TASK BRIEF
Continue the court opinion on Oister's arson appeal, starting right after its last sentence.

EXERCISE PASSAGE
====

The test laid down by the Supreme Court of the United States in Culombe v. Connecticut, 367 U. S. 569 (1961), was not disregarded by the trial court as it was in Commonwealth v. Williams, 197 Pa. Superior Ct. 184, 176 A. 2d 911 (1962). Here there is no complaint about the charge and the voluntariness of the confession was properly left to the jury under proper instructions by the trial judge.

The defendant Oister also claims immunity under the Act of April 27, 1927, P. L. 450, §4, as amended, 35 PS §1184. This act provides immunity only to a person summoned by the State Police and compelled to testify in relation to any matters subject to their inquiry and investigation, the immunity to extend to any matter concerning which he is compelled so to testify. Oister was not summoned and compelled to testify at the hearing of the State Police. He was requested by the Fire Marshal of Pennsylvania State Police to attend a private investigation held by the marshal and his assistants at the police station in Boyertown, Pennsylvania, and voluntarily gave testimony which was recorded, sworn to and subscribed before a justice of the peace. Such a situation is not covered by the act. Commonwealth v. Friedman, 94 Pa. Superior Ct. 491 (1928) ; Commonwealth v. Greenberg, 143 Pa. Superior Ct. 203, at 218, 17 A. 2d 698, at 705 (1941).

The fact that Oister was convicted of both arson and accessory after the fact to arson does not require a new trial. Only one sentence was imposed.

The defendant’s other complaints relate to the disposition of matters which are entirely within the discretion of the trial court. This discretion was not abused.

====

THE DATA
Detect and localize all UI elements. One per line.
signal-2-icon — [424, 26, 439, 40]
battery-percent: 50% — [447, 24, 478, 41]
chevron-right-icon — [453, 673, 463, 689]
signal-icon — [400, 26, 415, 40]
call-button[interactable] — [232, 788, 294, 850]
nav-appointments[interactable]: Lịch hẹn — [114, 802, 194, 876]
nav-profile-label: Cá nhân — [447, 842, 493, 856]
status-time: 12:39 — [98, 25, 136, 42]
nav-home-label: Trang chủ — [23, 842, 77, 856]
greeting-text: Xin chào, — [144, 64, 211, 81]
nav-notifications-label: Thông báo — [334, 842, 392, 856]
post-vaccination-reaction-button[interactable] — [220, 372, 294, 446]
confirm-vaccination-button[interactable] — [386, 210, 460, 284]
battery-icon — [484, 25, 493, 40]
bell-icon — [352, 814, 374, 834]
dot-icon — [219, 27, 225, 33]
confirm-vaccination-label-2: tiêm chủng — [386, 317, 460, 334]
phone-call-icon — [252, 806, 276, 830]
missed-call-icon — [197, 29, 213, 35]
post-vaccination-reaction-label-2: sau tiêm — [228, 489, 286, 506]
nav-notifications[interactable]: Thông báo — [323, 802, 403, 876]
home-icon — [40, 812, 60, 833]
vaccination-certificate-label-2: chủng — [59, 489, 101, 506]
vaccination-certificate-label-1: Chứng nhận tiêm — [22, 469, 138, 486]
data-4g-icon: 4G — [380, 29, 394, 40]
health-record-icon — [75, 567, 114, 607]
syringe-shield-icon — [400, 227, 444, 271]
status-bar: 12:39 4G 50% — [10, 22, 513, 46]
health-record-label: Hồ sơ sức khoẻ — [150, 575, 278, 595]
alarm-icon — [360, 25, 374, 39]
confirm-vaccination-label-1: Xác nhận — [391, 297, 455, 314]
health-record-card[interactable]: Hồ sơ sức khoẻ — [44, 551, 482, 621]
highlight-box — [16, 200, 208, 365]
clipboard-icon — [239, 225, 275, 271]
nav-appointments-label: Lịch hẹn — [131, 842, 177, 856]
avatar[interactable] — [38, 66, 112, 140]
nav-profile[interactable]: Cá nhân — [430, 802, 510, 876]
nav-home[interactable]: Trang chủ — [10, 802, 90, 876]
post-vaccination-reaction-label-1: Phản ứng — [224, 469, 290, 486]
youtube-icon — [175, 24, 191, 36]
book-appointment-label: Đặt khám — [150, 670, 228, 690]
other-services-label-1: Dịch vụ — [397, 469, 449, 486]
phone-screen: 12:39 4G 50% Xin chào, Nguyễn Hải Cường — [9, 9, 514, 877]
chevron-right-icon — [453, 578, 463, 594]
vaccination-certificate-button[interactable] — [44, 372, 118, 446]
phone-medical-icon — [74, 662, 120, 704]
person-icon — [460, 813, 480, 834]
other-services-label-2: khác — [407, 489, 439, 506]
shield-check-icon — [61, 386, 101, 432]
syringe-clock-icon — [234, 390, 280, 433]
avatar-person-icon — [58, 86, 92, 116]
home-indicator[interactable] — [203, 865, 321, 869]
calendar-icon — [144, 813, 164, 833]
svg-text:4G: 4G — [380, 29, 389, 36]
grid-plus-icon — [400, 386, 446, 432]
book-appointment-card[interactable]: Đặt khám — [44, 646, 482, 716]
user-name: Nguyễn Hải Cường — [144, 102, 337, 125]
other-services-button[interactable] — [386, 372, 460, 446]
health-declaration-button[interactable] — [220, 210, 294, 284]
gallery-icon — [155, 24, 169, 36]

====

TASK OUTPUT
2. The defendant Brockerman complains that his request for severance was not granted and the jury consequently heard Oister’s confession which was not admissible against him and that this was so prejudicial to him that no instruction from the court, however strong, could remove its effect from their minds.

The evidence against Brockerman consisted of (1) the testimony of two witnesses who said that at various times before the fire he offered them money to set fire to the garage, the latest of these offers being about twenty-four hours before the fire, (2) testimony of one of them, Seasholtz, that Brockerman suggested a method of setting the fire very similar to that which the evidence indicated was actually used and told him that the time to do it was between 2 and 3 A.M.; (3) evidence that after the fire he had or spent more money than his earnings; and (4) evidence that in the toolbox of his automobile was found a tool which fit one of the holes in the gas tank and that this toolbox smelled of gasoline.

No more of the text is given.